| RECORDS TO USE |

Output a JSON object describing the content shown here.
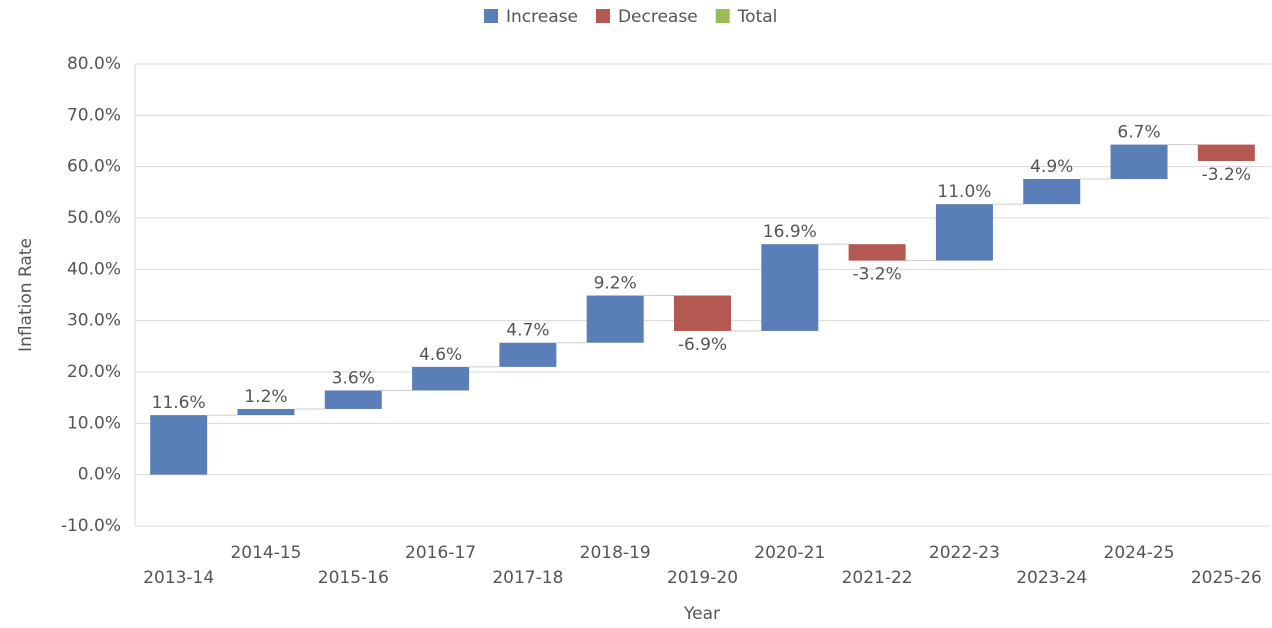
{
  "chart_data": {
    "type": "waterfall",
    "legend": [
      {
        "name": "Increase",
        "color": "#5a7fb8"
      },
      {
        "name": "Decrease",
        "color": "#b45852"
      },
      {
        "name": "Total",
        "color": "#9bbb59"
      }
    ],
    "x_label": "Year",
    "y_label": "Inflation Rate",
    "categories": [
      "2013-14",
      "2014-15",
      "2015-16",
      "2016-17",
      "2017-18",
      "2018-19",
      "2019-20",
      "2020-21",
      "2021-22",
      "2022-23",
      "2023-24",
      "2024-25",
      "2025-26"
    ],
    "values": [
      11.6,
      1.2,
      3.6,
      4.6,
      4.7,
      9.2,
      -6.9,
      16.9,
      -3.2,
      11.0,
      4.9,
      6.7,
      -3.2
    ],
    "value_labels": [
      "11.6%",
      "1.2%",
      "3.6%",
      "4.6%",
      "4.7%",
      "9.2%",
      "-6.9%",
      "16.9%",
      "-3.2%",
      "11.0%",
      "4.9%",
      "6.7%",
      "-3.2%"
    ],
    "ylim": [
      -10,
      80
    ],
    "yticks": [
      {
        "value": -10,
        "label": "-10.0%"
      },
      {
        "value": 0,
        "label": "0.0%"
      },
      {
        "value": 10,
        "label": "10.0%"
      },
      {
        "value": 20,
        "label": "20.0%"
      },
      {
        "value": 30,
        "label": "30.0%"
      },
      {
        "value": 40,
        "label": "40.0%"
      },
      {
        "value": 50,
        "label": "50.0%"
      },
      {
        "value": 60,
        "label": "60.0%"
      },
      {
        "value": 70,
        "label": "70.0%"
      },
      {
        "value": 80,
        "label": "80.0%"
      }
    ],
    "grid": true
  }
}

| GIVEN TASK |
Pictures are excluded; output everything else in the data verbatim.

| REPLY |
Output a JSON object describing the content shown here.
{
  "chart_data": {
    "type": "waterfall",
    "legend": [
      {
        "name": "Increase",
        "color": "#5a7fb8"
      },
      {
        "name": "Decrease",
        "color": "#b45852"
      },
      {
        "name": "Total",
        "color": "#9bbb59"
      }
    ],
    "x_label": "Year",
    "y_label": "Inflation Rate",
    "categories": [
      "2013-14",
      "2014-15",
      "2015-16",
      "2016-17",
      "2017-18",
      "2018-19",
      "2019-20",
      "2020-21",
      "2021-22",
      "2022-23",
      "2023-24",
      "2024-25",
      "2025-26"
    ],
    "values": [
      11.6,
      1.2,
      3.6,
      4.6,
      4.7,
      9.2,
      -6.9,
      16.9,
      -3.2,
      11.0,
      4.9,
      6.7,
      -3.2
    ],
    "value_labels": [
      "11.6%",
      "1.2%",
      "3.6%",
      "4.6%",
      "4.7%",
      "9.2%",
      "-6.9%",
      "16.9%",
      "-3.2%",
      "11.0%",
      "4.9%",
      "6.7%",
      "-3.2%"
    ],
    "ylim": [
      -10,
      80
    ],
    "yticks": [
      {
        "value": -10,
        "label": "-10.0%"
      },
      {
        "value": 0,
        "label": "0.0%"
      },
      {
        "value": 10,
        "label": "10.0%"
      },
      {
        "value": 20,
        "label": "20.0%"
      },
      {
        "value": 30,
        "label": "30.0%"
      },
      {
        "value": 40,
        "label": "40.0%"
      },
      {
        "value": 50,
        "label": "50.0%"
      },
      {
        "value": 60,
        "label": "60.0%"
      },
      {
        "value": 70,
        "label": "70.0%"
      },
      {
        "value": 80,
        "label": "80.0%"
      }
    ],
    "grid": true
  }
}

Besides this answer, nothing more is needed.